TASK GOAL >> Using the data below, gather each line that includes the word "image".

*** DATASET ROWS

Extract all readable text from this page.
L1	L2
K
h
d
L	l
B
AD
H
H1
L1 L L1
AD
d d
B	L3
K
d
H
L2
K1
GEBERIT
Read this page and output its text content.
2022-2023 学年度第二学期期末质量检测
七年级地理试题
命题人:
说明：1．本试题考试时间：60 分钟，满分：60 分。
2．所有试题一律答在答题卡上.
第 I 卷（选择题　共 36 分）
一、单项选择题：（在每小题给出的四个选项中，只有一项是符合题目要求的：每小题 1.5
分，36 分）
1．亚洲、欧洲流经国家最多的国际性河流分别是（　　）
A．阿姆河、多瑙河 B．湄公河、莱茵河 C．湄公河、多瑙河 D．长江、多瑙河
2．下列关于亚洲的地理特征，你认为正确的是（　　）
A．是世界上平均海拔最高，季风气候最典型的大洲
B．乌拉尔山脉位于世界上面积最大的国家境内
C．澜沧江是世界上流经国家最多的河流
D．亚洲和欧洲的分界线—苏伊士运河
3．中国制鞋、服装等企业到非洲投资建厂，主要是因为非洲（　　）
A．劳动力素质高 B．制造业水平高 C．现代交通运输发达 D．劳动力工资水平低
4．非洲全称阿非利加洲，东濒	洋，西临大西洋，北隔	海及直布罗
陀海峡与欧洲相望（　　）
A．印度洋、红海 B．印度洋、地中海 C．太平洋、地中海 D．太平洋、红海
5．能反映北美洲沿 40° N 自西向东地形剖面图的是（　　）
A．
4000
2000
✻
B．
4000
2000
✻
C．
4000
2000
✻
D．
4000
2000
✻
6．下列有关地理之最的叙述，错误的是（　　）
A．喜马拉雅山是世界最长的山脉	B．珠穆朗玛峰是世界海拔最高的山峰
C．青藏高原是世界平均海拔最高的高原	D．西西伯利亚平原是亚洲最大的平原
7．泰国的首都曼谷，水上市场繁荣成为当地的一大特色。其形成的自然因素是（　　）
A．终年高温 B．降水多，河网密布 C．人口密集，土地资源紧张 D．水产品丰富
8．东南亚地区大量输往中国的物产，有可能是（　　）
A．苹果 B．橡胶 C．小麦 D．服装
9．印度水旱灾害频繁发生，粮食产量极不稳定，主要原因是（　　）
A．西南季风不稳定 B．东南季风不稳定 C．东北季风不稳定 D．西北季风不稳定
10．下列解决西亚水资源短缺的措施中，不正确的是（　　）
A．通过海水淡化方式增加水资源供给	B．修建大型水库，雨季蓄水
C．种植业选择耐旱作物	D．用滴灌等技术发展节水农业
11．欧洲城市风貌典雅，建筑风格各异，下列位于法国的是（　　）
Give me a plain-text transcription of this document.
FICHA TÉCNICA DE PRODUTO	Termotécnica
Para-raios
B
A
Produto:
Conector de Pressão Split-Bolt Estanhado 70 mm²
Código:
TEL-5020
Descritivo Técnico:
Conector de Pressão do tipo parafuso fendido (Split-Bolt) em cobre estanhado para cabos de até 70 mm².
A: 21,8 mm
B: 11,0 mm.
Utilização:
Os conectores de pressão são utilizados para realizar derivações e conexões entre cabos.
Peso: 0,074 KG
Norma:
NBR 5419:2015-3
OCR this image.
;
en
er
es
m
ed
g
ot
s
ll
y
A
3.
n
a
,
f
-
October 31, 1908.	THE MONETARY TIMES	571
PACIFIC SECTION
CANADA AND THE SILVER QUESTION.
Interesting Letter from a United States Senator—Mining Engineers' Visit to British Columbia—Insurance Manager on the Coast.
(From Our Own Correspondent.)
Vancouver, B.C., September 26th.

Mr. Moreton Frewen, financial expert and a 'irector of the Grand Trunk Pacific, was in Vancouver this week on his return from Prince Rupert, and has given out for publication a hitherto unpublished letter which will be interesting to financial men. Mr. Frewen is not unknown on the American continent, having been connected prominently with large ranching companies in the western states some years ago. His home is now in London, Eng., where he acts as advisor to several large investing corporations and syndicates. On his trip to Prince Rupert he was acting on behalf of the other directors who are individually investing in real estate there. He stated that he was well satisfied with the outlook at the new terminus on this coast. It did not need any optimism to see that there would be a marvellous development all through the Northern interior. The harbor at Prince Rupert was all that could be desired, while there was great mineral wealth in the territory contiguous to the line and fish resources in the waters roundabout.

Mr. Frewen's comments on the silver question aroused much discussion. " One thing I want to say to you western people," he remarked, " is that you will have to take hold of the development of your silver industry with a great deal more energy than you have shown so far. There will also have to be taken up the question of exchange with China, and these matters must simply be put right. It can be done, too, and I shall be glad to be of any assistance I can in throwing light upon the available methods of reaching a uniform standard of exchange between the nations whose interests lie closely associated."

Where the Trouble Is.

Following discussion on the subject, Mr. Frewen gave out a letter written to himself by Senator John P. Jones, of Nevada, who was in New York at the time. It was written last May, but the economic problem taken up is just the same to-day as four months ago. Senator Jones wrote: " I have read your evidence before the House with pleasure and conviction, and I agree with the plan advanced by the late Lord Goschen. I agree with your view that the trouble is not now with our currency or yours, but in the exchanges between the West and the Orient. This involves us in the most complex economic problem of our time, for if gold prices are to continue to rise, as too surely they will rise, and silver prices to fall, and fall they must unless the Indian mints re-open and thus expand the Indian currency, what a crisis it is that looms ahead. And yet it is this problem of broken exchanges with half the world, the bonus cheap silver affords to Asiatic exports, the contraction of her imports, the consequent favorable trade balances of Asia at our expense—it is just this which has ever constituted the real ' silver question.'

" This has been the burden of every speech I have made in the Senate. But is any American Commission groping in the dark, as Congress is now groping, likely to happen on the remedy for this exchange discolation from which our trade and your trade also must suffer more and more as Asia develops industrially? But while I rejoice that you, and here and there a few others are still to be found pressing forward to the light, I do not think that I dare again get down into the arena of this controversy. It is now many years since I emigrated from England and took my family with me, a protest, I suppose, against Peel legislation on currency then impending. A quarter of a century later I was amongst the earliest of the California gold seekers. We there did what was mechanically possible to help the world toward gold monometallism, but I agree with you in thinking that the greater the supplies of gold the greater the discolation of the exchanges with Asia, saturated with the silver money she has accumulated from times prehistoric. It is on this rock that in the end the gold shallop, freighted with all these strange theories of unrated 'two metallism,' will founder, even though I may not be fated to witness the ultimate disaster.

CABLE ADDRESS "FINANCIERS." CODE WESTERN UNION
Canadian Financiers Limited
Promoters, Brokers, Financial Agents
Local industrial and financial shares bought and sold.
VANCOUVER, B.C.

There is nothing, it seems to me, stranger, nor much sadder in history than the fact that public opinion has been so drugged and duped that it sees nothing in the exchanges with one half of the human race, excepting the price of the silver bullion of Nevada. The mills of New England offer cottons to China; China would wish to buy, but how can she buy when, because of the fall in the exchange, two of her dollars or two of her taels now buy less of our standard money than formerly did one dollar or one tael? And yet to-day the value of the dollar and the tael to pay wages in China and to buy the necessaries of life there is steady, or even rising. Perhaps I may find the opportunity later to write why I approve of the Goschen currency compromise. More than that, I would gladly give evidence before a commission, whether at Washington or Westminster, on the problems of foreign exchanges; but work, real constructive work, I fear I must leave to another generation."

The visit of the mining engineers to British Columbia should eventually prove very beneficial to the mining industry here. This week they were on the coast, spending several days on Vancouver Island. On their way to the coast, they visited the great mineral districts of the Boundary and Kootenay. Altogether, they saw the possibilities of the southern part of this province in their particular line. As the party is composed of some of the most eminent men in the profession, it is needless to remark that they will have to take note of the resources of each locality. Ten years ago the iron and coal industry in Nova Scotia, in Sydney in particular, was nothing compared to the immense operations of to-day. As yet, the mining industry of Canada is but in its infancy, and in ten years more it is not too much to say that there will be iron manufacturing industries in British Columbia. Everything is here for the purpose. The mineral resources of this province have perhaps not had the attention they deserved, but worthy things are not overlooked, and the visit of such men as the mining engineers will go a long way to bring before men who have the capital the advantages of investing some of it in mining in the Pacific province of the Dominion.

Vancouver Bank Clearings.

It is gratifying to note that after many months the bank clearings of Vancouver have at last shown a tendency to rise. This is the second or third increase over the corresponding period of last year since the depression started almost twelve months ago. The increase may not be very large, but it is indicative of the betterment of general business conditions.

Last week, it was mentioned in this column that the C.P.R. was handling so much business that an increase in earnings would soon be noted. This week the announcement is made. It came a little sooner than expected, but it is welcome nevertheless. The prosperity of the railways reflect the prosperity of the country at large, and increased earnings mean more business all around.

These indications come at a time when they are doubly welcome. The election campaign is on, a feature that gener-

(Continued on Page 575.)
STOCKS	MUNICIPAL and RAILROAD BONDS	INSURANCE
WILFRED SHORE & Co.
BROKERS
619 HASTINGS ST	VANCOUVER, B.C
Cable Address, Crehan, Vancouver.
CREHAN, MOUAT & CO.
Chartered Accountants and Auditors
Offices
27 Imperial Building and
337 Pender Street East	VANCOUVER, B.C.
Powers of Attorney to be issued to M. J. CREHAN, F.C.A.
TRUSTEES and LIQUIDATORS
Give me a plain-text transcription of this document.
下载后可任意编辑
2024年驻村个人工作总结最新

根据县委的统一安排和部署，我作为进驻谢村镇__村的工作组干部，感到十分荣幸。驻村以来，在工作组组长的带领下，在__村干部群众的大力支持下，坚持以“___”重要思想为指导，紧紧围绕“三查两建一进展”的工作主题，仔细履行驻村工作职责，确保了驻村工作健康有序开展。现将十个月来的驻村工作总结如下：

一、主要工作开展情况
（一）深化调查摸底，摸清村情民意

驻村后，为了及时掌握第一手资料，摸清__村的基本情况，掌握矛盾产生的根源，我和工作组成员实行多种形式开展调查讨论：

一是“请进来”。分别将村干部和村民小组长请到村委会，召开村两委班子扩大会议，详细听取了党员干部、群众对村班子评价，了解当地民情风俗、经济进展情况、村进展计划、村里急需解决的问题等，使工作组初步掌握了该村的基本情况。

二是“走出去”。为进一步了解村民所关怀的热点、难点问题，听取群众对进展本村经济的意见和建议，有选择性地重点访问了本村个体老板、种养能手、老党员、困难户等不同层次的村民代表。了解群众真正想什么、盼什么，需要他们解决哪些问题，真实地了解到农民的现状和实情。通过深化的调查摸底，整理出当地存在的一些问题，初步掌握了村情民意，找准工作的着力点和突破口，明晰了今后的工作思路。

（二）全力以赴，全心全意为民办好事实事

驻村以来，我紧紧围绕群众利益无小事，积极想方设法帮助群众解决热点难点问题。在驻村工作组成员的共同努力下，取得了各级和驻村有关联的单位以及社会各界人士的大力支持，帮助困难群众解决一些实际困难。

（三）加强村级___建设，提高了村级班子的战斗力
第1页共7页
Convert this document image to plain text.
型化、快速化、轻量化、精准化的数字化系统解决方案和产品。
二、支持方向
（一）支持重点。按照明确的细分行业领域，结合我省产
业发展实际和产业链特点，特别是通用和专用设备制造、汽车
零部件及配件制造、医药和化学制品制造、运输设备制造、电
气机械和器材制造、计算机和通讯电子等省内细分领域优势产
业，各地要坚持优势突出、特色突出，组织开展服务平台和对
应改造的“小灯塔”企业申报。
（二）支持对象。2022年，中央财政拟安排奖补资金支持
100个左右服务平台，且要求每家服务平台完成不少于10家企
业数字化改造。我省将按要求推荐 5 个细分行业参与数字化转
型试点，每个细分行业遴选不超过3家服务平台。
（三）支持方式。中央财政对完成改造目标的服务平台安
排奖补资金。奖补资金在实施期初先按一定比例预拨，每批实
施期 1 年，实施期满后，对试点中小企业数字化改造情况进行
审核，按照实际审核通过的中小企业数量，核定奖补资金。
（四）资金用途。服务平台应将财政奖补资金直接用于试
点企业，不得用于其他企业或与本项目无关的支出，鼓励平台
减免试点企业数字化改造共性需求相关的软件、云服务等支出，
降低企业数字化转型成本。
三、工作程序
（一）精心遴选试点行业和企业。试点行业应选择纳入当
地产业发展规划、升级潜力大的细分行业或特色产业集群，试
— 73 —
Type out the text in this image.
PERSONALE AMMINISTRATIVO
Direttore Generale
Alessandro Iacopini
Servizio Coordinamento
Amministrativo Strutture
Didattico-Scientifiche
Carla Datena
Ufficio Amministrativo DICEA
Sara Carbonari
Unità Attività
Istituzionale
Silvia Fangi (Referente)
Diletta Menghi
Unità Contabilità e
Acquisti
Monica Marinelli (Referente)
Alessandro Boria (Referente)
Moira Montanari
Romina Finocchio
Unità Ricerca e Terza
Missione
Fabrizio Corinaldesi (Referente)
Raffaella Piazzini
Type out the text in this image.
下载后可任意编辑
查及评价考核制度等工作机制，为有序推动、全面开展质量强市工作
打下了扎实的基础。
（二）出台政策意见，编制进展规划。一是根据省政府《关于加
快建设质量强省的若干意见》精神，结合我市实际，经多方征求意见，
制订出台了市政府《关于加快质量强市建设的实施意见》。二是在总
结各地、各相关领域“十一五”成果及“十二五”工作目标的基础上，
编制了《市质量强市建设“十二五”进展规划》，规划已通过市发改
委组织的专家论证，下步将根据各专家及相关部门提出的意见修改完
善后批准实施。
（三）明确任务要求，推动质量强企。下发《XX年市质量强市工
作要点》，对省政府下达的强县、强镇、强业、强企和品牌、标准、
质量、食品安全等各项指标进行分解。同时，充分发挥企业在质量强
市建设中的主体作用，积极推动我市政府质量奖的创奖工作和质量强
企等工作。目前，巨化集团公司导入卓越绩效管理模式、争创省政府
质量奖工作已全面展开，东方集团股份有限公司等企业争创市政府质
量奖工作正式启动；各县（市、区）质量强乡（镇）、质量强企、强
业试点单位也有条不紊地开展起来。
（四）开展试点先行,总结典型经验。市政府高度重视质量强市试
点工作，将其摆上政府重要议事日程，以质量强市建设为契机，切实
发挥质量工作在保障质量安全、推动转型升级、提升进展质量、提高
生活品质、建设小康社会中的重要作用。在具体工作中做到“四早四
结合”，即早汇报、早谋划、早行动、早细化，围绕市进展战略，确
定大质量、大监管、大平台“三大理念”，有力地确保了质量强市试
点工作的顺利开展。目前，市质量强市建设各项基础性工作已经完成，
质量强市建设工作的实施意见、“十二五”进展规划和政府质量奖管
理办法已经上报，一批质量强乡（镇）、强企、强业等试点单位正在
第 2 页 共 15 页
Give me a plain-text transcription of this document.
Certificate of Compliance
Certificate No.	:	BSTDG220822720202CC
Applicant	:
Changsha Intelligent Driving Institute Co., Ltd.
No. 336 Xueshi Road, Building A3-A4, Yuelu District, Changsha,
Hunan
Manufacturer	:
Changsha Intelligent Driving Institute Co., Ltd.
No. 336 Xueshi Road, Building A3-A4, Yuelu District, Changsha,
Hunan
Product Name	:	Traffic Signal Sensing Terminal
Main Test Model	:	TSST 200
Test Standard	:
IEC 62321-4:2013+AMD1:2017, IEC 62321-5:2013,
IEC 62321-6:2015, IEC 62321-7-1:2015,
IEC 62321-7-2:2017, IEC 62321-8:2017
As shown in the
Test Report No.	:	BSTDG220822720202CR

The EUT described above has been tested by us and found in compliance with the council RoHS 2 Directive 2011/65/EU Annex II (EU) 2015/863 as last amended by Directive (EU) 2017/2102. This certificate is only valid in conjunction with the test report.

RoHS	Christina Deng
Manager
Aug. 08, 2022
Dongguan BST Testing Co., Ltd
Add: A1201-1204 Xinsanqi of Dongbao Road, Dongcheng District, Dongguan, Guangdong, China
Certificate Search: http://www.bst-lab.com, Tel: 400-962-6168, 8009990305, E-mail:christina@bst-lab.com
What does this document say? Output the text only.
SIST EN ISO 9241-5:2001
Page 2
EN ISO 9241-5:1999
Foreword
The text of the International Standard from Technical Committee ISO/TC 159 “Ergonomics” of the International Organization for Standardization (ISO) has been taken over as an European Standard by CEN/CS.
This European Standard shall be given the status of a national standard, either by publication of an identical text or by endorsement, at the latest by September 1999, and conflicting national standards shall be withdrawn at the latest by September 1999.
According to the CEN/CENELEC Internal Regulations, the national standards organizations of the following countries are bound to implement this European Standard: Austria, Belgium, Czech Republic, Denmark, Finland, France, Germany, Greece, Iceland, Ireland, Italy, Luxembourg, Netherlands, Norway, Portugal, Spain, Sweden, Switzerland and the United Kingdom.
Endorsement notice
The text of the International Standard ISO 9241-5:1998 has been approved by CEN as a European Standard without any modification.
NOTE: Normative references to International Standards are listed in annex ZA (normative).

******

TASK RESULT >>
OCR this image.
Convert this document image to plain text.
Type out the text in this image.
Type out the text in this image.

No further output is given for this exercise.